* [Instructions for the task]: Would you retype all of these records exactly?

(Items listed in a dataset)
>> START

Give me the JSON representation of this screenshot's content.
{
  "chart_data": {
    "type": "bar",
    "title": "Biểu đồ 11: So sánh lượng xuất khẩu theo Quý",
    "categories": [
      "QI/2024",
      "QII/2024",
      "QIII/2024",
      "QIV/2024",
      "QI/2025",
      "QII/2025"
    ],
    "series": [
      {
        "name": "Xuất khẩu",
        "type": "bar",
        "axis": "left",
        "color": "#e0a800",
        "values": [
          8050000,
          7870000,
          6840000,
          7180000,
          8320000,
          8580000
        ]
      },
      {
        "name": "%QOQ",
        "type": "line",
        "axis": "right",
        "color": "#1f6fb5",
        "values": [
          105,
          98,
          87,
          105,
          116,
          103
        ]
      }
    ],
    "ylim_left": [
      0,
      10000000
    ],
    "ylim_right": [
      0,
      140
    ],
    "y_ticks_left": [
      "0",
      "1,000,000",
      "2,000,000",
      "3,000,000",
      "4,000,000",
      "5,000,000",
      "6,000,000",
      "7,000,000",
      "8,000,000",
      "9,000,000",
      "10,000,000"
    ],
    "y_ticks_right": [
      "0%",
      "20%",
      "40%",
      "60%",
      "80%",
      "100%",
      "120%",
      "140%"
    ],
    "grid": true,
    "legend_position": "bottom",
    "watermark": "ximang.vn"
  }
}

>> END

* [Solved exercise]:
Give me the JSON representation of this screenshot's content.
{
  "chart_data": {
    "type": "bar",
    "title": "Biểu đồ 11: So sánh lượng xuất khẩu theo Quý",
    "categories": [
      "QI/2024",
      "QII/2024",
      "QIII/2024",
      "QIV/2024",
      "QI/2025",
      "QII/2025"
    ],
    "series": [
      {
        "name": "Xuất khẩu",
        "type": "bar",
        "axis": "left",
        "color": "#e0a800",
        "values": [
          8050000,
          7870000,
          6840000,
          7180000,
          8320000,
          8580000
        ]
      },
      {
        "name": "%QOQ",
        "type": "line",
        "axis": "right",
        "color": "#1f6fb5",
        "values": [
          105,
          98,
          87,
          105,
          116,
          103
        ]
      }
    ],
    "ylim_left": [
      0,
      10000000
    ],
    "ylim_right": [
      0,
      140
    ],
    "y_ticks_left": [
      "0",
      "1,000,000",
      "2,000,000",
      "3,000,000",
      "4,000,000",
      "5,000,000",
      "6,000,000",
      "7,000,000",
      "8,000,000",
      "9,000,000",
      "10,000,000"
    ],
    "y_ticks_right": [
      "0%",
      "20%",
      "40%",
      "60%",
      "80%",
      "100%",
      "120%",
      "140%"
    ],
    "grid": true,
    "legend_position": "bottom",
    "watermark": "ximang.vn"
  }
}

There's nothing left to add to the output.